Format the lines of the material starting at the line that contains "text-line: 5. When" and ending at the line that contains "text-line: 12. Why" as a JSON list of strings, with one string per line and blank lines left out.
§ §
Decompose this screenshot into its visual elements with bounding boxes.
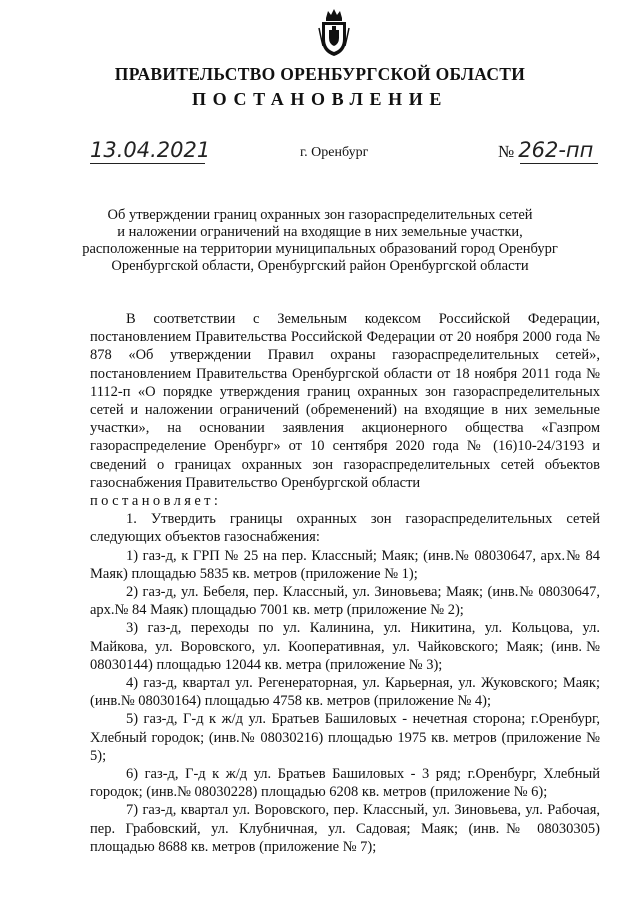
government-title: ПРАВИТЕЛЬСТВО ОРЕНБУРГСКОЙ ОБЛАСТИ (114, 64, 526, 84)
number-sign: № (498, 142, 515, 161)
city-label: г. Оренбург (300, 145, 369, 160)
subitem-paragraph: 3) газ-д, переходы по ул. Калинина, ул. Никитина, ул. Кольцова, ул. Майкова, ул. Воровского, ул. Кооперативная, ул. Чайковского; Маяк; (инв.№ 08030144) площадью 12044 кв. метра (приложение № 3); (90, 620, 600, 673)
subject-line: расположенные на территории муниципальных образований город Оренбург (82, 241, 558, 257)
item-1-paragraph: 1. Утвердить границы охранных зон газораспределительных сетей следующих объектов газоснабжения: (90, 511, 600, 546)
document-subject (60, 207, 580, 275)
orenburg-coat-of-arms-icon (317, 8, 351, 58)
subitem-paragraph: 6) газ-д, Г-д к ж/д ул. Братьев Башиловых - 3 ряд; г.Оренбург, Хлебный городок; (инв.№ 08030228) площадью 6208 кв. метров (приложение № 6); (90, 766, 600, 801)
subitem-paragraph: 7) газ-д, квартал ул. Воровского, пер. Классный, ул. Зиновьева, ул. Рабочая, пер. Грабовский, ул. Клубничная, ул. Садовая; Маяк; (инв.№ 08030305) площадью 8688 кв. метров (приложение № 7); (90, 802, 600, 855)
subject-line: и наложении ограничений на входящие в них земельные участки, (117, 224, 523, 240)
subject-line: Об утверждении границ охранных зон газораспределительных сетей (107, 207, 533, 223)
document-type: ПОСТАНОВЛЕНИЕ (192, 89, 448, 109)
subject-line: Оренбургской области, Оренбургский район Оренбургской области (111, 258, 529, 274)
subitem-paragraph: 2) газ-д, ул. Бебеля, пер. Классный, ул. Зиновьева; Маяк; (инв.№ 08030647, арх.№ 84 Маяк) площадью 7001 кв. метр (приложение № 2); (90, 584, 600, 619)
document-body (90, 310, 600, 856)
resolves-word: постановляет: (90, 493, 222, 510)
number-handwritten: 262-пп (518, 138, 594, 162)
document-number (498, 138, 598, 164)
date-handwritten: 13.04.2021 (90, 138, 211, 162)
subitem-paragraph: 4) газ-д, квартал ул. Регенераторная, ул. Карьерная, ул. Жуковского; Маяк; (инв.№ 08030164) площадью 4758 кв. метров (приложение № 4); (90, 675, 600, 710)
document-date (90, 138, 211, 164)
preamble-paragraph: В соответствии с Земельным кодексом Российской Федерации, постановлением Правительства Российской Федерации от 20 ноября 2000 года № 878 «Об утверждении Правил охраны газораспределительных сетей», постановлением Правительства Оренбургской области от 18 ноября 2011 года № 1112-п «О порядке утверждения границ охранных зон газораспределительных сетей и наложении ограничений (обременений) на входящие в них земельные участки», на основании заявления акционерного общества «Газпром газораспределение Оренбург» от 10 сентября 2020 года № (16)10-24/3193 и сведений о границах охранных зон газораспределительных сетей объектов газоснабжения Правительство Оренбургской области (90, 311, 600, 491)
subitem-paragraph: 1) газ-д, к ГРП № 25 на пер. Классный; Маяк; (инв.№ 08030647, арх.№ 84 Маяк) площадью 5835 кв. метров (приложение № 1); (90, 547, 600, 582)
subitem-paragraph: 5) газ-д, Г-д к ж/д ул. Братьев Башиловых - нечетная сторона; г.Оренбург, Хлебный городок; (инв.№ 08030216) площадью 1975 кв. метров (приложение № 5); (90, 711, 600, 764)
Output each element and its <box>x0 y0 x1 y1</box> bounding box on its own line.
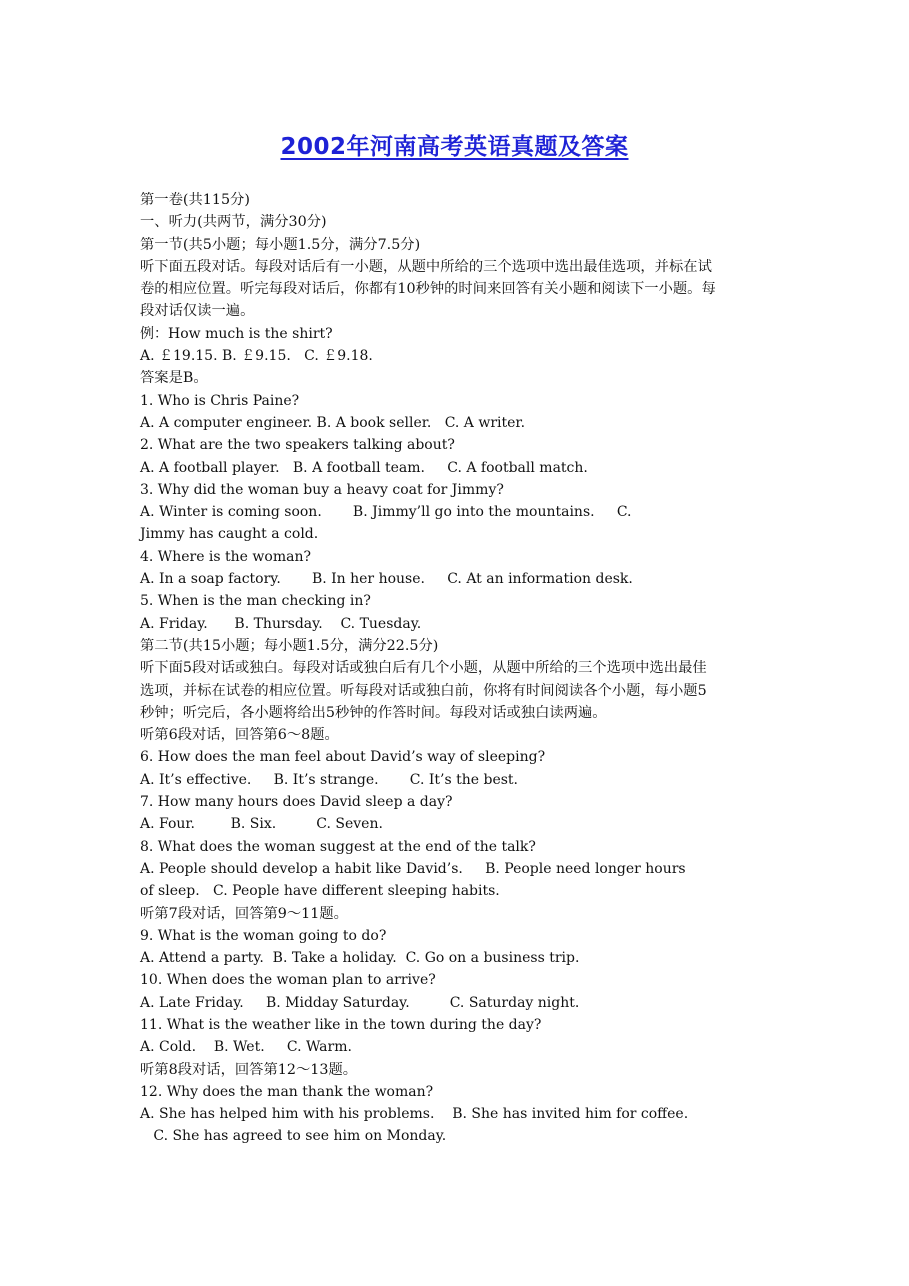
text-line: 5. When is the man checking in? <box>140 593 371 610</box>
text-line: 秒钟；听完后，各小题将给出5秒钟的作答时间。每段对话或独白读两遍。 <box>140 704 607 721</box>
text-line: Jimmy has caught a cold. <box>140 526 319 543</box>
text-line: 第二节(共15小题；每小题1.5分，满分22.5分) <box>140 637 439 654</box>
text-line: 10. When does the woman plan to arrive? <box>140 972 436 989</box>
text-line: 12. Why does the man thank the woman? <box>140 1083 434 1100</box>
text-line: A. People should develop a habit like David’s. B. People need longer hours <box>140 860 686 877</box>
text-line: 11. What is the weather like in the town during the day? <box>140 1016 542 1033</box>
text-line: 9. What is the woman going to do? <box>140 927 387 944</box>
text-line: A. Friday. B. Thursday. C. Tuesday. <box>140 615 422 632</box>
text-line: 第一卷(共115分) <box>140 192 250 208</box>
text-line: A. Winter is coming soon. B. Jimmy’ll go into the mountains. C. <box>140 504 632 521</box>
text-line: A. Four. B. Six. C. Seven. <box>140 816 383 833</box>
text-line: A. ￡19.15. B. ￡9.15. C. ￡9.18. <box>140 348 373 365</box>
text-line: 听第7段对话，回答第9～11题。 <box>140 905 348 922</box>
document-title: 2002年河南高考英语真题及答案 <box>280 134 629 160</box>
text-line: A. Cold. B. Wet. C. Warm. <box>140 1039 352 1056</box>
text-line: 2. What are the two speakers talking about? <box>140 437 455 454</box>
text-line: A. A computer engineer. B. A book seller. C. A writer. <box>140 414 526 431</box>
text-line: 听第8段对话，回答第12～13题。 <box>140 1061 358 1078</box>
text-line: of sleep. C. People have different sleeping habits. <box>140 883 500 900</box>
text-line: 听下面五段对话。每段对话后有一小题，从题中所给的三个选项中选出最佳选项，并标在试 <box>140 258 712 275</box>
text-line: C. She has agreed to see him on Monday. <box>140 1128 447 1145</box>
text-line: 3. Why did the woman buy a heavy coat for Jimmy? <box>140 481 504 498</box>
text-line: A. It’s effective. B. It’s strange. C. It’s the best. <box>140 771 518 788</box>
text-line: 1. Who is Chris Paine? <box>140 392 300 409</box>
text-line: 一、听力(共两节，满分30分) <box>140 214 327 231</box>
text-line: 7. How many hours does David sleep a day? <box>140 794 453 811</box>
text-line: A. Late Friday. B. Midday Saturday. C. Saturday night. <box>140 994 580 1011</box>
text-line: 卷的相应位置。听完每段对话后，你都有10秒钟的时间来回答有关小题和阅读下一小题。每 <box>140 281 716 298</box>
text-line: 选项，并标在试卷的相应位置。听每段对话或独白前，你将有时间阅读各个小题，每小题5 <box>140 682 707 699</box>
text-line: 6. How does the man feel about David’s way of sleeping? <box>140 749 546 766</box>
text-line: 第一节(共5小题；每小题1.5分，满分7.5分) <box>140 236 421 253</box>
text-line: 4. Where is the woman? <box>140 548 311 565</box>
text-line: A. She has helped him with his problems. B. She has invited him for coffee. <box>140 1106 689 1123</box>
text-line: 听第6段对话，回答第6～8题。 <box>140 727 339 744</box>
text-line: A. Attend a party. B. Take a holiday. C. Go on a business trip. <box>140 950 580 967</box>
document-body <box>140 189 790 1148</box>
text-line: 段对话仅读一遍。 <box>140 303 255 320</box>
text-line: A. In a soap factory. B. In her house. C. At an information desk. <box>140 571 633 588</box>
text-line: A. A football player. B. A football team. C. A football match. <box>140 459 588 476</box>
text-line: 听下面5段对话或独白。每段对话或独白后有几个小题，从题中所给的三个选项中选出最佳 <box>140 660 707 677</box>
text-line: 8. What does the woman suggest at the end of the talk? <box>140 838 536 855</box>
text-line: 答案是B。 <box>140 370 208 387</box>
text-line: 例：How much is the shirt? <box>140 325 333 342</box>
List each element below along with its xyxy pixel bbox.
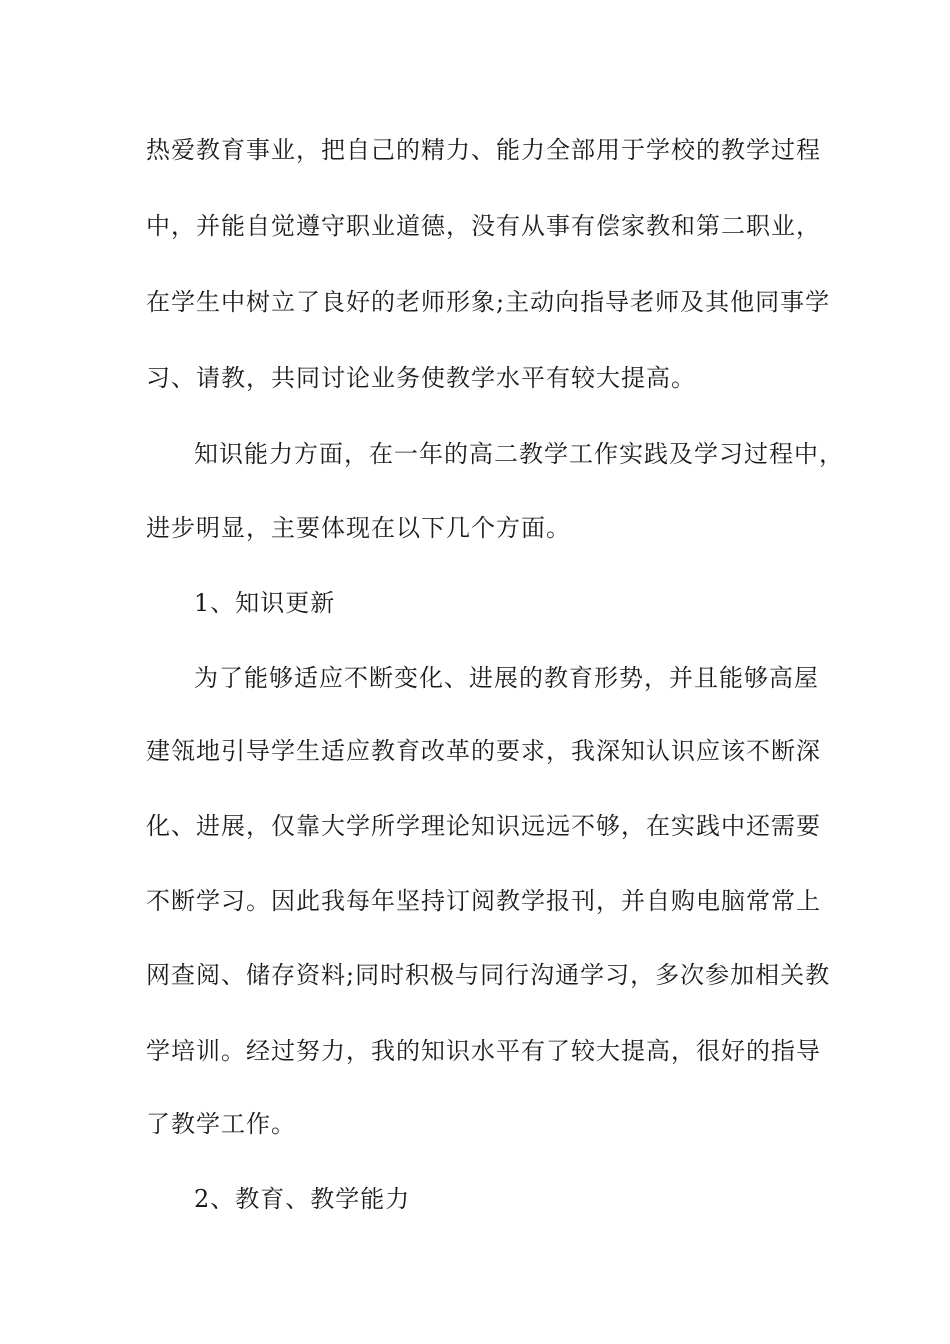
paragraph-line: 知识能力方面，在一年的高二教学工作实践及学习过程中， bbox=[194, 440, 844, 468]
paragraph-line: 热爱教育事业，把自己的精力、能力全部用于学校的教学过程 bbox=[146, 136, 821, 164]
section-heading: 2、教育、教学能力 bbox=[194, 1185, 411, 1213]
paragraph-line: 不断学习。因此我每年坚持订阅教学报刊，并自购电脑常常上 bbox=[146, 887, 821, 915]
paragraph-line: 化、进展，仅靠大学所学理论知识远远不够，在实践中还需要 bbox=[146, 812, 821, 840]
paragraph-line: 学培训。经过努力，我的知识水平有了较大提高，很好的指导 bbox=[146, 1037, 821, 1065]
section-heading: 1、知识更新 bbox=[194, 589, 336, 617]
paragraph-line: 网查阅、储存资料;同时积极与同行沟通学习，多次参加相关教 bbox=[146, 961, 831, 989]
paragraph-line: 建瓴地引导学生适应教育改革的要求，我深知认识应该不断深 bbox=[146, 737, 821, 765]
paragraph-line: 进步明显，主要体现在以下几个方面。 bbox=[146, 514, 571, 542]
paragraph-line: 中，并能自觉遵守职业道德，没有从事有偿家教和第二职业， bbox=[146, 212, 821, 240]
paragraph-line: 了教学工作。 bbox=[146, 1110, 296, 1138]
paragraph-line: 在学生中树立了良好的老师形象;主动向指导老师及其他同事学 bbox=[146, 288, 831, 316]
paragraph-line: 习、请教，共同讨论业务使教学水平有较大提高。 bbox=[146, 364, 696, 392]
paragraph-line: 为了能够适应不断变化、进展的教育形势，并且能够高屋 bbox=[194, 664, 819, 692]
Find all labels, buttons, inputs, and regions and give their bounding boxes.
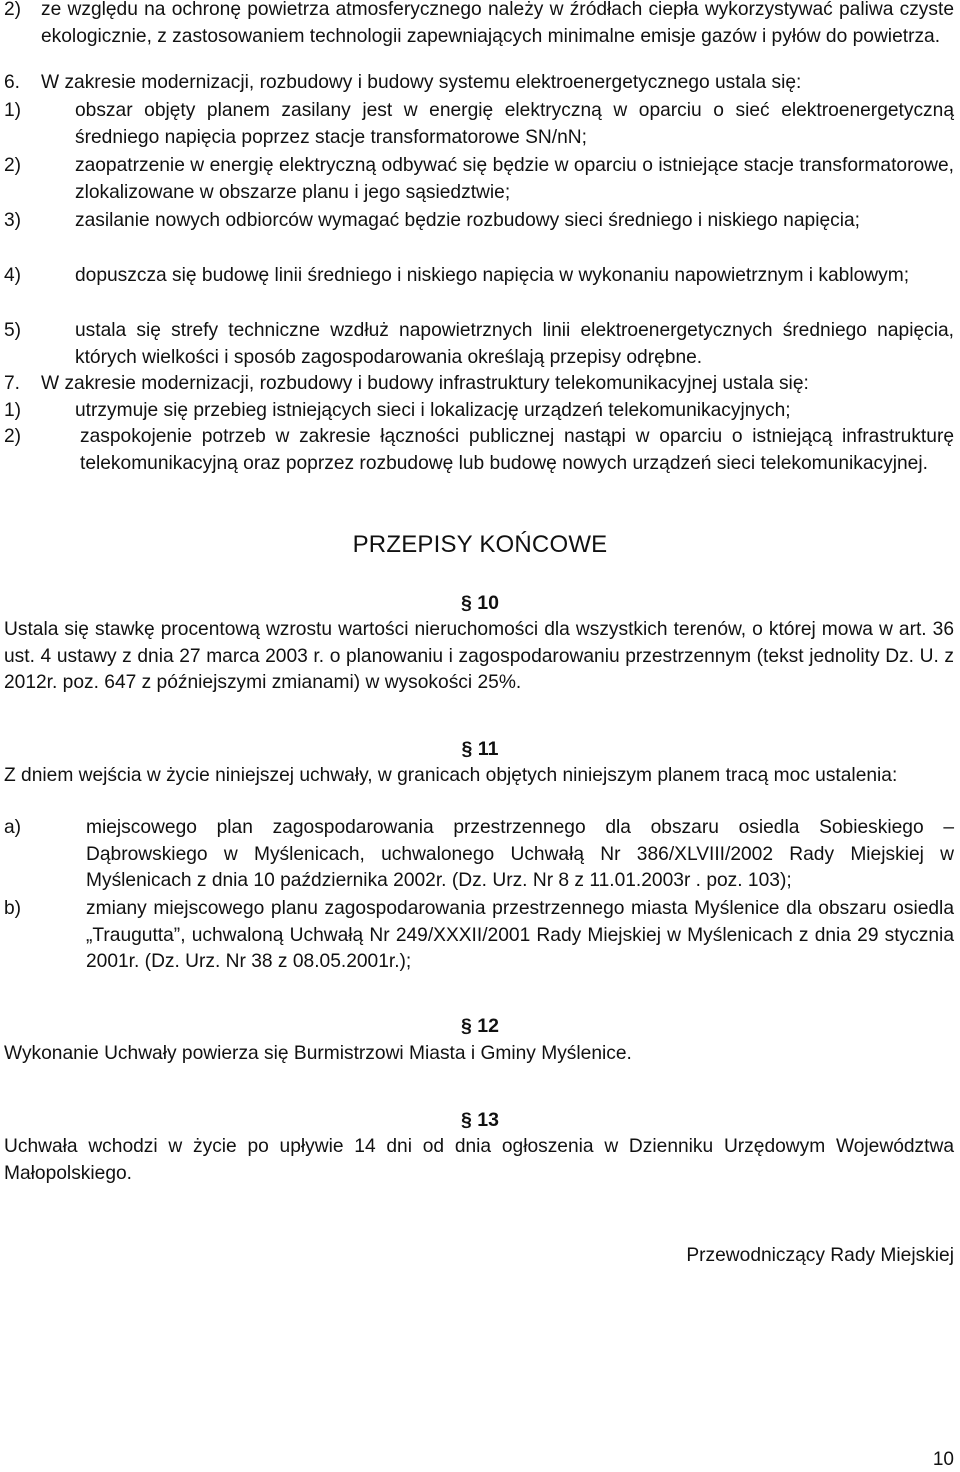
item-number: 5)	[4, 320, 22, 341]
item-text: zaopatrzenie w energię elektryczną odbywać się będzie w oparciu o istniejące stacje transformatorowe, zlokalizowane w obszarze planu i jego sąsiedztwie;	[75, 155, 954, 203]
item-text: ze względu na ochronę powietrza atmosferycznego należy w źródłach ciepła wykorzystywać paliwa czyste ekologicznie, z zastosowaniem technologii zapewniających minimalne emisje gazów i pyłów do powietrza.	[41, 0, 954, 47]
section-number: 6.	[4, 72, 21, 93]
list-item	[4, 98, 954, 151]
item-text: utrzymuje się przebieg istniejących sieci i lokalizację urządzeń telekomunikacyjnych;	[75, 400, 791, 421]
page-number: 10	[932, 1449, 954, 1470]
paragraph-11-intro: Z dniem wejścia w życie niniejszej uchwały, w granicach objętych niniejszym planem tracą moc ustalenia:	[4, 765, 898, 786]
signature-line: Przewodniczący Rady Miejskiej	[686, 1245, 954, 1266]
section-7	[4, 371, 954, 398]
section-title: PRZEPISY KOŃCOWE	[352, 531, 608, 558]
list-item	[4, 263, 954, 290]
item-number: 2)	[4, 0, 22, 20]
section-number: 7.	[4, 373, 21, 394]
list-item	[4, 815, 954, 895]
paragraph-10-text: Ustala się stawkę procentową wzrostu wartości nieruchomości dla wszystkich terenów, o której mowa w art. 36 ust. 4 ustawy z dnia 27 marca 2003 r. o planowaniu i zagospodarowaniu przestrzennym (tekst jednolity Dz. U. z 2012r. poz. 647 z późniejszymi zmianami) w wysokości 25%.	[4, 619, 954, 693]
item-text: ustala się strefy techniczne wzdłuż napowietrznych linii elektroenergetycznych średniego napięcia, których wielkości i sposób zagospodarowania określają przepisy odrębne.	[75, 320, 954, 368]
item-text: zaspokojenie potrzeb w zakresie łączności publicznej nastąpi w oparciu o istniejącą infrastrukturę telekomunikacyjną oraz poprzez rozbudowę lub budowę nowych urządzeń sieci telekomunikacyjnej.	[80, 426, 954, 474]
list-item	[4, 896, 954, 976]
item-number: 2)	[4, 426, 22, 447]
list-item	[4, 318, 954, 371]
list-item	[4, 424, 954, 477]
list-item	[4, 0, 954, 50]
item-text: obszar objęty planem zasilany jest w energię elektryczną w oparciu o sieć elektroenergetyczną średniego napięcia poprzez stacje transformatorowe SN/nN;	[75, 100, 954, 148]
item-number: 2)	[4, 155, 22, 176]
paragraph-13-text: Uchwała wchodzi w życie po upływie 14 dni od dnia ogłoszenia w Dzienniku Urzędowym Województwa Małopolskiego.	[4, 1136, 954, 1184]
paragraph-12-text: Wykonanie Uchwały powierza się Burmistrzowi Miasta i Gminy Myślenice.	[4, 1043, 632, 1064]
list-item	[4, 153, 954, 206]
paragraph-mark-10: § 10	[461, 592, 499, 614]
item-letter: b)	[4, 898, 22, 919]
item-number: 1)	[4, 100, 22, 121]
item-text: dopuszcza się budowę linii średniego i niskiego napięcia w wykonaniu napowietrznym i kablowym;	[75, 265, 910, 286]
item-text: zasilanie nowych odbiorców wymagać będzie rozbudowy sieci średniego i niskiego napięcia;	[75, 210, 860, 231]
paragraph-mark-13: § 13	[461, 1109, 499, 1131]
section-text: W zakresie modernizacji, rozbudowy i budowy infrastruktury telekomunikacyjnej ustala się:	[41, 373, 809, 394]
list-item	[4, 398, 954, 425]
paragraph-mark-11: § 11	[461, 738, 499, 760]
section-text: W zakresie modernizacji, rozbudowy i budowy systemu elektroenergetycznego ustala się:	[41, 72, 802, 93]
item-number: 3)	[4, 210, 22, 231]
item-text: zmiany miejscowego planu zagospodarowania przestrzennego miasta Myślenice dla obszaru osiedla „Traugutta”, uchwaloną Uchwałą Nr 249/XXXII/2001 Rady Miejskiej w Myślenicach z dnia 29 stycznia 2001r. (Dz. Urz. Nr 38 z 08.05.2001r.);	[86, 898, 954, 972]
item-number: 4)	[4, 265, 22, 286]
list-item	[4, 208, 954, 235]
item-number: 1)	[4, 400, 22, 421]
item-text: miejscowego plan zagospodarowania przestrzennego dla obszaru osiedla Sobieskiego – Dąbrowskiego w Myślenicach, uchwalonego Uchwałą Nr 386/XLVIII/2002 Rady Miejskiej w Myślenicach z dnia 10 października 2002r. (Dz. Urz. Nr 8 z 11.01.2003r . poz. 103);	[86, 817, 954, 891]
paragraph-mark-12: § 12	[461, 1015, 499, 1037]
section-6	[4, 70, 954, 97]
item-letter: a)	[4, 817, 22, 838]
§ §
▶ SOLUTION TO THE PROBLEM:
[
  "text-line: 5. When is the man checking in? <box>140 593 371 610</box>",
  "text-line: 秒钟；听完后，各小题将给出5秒钟的作答时间。每段对话或独白读两遍。 <box>140 704 607 721</box>",
  "text-line: Jimmy has caught a cold. <box>140 526 319 543</box>",
  "text-line: 第二节(共15小题；每小题1.5分，满分22.5分) <box>140 637 439 654</box>",
  "text-line: 10. When does the woman plan to arrive? <box>140 972 436 989</box>",
  "text-line: 12. Why does the man thank the woman? <box>140 1083 434 1100</box>"
]